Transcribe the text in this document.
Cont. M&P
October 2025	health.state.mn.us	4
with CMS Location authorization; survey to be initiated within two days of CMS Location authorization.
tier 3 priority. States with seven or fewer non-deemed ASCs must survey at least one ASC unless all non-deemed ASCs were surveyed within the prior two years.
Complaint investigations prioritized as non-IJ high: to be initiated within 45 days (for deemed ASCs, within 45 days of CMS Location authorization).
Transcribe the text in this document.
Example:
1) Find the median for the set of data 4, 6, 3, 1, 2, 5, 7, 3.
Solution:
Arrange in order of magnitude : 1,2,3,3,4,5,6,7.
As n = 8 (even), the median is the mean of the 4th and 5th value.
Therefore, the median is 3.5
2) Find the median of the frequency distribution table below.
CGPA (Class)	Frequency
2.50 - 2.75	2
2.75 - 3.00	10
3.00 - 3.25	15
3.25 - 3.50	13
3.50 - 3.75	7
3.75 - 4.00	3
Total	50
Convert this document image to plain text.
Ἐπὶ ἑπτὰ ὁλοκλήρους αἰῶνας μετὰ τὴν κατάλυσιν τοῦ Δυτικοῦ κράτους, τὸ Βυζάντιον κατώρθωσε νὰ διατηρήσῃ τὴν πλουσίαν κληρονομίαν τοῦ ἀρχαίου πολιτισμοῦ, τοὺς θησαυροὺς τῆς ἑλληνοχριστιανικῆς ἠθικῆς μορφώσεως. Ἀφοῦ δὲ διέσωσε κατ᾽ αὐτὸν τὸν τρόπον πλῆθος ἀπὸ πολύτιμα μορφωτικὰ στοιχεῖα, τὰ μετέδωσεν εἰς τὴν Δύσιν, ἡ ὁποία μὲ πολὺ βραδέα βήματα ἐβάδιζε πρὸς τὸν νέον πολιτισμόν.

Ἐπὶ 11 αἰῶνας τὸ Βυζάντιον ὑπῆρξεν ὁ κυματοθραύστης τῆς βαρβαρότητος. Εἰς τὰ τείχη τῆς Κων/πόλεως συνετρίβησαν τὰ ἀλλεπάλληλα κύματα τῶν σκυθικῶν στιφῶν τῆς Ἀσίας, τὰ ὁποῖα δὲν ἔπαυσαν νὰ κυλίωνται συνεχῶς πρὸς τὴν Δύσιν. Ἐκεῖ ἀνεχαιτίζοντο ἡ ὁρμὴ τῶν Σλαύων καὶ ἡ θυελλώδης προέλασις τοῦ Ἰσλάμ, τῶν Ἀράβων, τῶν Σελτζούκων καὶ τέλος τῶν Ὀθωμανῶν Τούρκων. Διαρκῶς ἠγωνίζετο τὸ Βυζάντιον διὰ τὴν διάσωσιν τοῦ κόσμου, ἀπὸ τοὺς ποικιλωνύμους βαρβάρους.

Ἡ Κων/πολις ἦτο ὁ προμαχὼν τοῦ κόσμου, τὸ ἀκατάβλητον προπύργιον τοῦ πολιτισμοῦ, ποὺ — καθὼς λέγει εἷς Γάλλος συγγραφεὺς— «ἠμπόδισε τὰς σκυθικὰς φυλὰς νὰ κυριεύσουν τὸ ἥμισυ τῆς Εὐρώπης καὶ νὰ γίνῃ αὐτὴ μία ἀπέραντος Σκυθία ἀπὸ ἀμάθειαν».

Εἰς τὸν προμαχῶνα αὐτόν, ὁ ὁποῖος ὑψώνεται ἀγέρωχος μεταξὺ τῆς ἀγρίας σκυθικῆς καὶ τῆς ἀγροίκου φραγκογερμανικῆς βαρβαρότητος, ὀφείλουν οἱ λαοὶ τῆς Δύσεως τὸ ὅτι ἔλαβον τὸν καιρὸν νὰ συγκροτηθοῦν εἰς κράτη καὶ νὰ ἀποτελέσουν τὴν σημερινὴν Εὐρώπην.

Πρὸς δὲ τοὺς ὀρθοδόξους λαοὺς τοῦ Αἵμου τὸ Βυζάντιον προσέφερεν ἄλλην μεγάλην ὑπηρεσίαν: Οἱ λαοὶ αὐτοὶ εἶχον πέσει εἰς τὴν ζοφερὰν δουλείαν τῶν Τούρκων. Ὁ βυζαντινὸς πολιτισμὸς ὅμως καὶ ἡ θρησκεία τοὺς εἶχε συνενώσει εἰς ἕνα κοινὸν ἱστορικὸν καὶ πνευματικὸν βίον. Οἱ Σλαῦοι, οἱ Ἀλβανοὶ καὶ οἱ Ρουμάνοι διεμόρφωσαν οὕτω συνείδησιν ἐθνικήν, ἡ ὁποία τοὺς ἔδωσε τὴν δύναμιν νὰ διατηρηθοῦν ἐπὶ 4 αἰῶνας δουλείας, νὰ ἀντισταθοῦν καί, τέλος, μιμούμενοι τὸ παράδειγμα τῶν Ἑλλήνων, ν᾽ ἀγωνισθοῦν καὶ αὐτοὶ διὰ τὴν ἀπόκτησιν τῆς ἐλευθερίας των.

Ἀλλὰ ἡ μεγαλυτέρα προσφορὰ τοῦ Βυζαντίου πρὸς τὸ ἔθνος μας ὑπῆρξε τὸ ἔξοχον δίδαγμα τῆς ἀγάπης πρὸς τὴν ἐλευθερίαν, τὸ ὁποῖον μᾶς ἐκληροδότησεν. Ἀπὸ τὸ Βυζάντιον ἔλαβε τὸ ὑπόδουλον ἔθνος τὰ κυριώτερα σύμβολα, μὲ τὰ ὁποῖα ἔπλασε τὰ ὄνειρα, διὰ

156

----

Your instructions: Print every entry exactly as it appears.

Answer to this task:
Transcribe the text in this document.
Cont. M&P
October 2025	health.state.mn.us	4
with CMS Location authorization; survey to be initiated within two days of CMS Location authorization.
tier 3 priority. States with seven or fewer non-deemed ASCs must survey at least one ASC unless all non-deemed ASCs were surveyed within the prior two years.
Complaint investigations prioritized as non-IJ high: to be initiated within 45 days (for deemed ASCs, within 45 days of CMS Location authorization).
Transcribe the text in this document.
Example:
1) Find the median for the set of data 4, 6, 3, 1, 2, 5, 7, 3.
Solution:
Arrange in order of magnitude : 1,2,3,3,4,5,6,7.
As n = 8 (even), the median is the mean of the 4th and 5th value.
Therefore, the median is 3.5
2) Find the median of the frequency distribution table below.
CGPA (Class)	Frequency
2.50 - 2.75	2
2.75 - 3.00	10
3.00 - 3.25	15
3.25 - 3.50	13
3.50 - 3.75	7
3.75 - 4.00	3
Total	50
Convert this document image to plain text.
Ἐπὶ ἑπτὰ ὁλοκλήρους αἰῶνας μετὰ τὴν κατάλυσιν τοῦ Δυτικοῦ κράτους, τὸ Βυζάντιον κατώρθωσε νὰ διατηρήσῃ τὴν πλουσίαν κληρονομίαν τοῦ ἀρχαίου πολιτισμοῦ, τοὺς θησαυροὺς τῆς ἑλληνοχριστιανικῆς ἠθικῆς μορφώσεως. Ἀφοῦ δὲ διέσωσε κατ᾽ αὐτὸν τὸν τρόπον πλῆθος ἀπὸ πολύτιμα μορφωτικὰ στοιχεῖα, τὰ μετέδωσεν εἰς τὴν Δύσιν, ἡ ὁποία μὲ πολὺ βραδέα βήματα ἐβάδιζε πρὸς τὸν νέον πολιτισμόν.

Ἐπὶ 11 αἰῶνας τὸ Βυζάντιον ὑπῆρξεν ὁ κυματοθραύστης τῆς βαρβαρότητος. Εἰς τὰ τείχη τῆς Κων/πόλεως συνετρίβησαν τὰ ἀλλεπάλληλα κύματα τῶν σκυθικῶν στιφῶν τῆς Ἀσίας, τὰ ὁποῖα δὲν ἔπαυσαν νὰ κυλίωνται συνεχῶς πρὸς τὴν Δύσιν. Ἐκεῖ ἀνεχαιτίζοντο ἡ ὁρμὴ τῶν Σλαύων καὶ ἡ θυελλώδης προέλασις τοῦ Ἰσλάμ, τῶν Ἀράβων, τῶν Σελτζούκων καὶ τέλος τῶν Ὀθωμανῶν Τούρκων. Διαρκῶς ἠγωνίζετο τὸ Βυζάντιον διὰ τὴν διάσωσιν τοῦ κόσμου, ἀπὸ τοὺς ποικιλωνύμους βαρβάρους.

Ἡ Κων/πολις ἦτο ὁ προμαχὼν τοῦ κόσμου, τὸ ἀκατάβλητον προπύργιον τοῦ πολιτισμοῦ, ποὺ — καθὼς λέγει εἷς Γάλλος συγγραφεὺς— «ἠμπόδισε τὰς σκυθικὰς φυλὰς νὰ κυριεύσουν τὸ ἥμισυ τῆς Εὐρώπης καὶ νὰ γίνῃ αὐτὴ μία ἀπέραντος Σκυθία ἀπὸ ἀμάθειαν».

Εἰς τὸν προμαχῶνα αὐτόν, ὁ ὁποῖος ὑψώνεται ἀγέρωχος μεταξὺ τῆς ἀγρίας σκυθικῆς καὶ τῆς ἀγροίκου φραγκογερμανικῆς βαρβαρότητος, ὀφείλουν οἱ λαοὶ τῆς Δύσεως τὸ ὅτι ἔλαβον τὸν καιρὸν νὰ συγκροτηθοῦν εἰς κράτη καὶ νὰ ἀποτελέσουν τὴν σημερινὴν Εὐρώπην.

Πρὸς δὲ τοὺς ὀρθοδόξους λαοὺς τοῦ Αἵμου τὸ Βυζάντιον προσέφερεν ἄλλην μεγάλην ὑπηρεσίαν: Οἱ λαοὶ αὐτοὶ εἶχον πέσει εἰς τὴν ζοφερὰν δουλείαν τῶν Τούρκων. Ὁ βυζαντινὸς πολιτισμὸς ὅμως καὶ ἡ θρησκεία τοὺς εἶχε συνενώσει εἰς ἕνα κοινὸν ἱστορικὸν καὶ πνευματικὸν βίον. Οἱ Σλαῦοι, οἱ Ἀλβανοὶ καὶ οἱ Ρουμάνοι διεμόρφωσαν οὕτω συνείδησιν ἐθνικήν, ἡ ὁποία τοὺς ἔδωσε τὴν δύναμιν νὰ διατηρηθοῦν ἐπὶ 4 αἰῶνας δουλείας, νὰ ἀντισταθοῦν καί, τέλος, μιμούμενοι τὸ παράδειγμα τῶν Ἑλλήνων, ν᾽ ἀγωνισθοῦν καὶ αὐτοὶ διὰ τὴν ἀπόκτησιν τῆς ἐλευθερίας των.

Ἀλλὰ ἡ μεγαλυτέρα προσφορὰ τοῦ Βυζαντίου πρὸς τὸ ἔθνος μας ὑπῆρξε τὸ ἔξοχον δίδαγμα τῆς ἀγάπης πρὸς τὴν ἐλευθερίαν, τὸ ὁποῖον μᾶς ἐκληροδότησεν. Ἀπὸ τὸ Βυζάντιον ἔλαβε τὸ ὑπόδουλον ἔθνος τὰ κυριώτερα σύμβολα, μὲ τὰ ὁποῖα ἔπλασε τὰ ὄνειρα, διὰ

156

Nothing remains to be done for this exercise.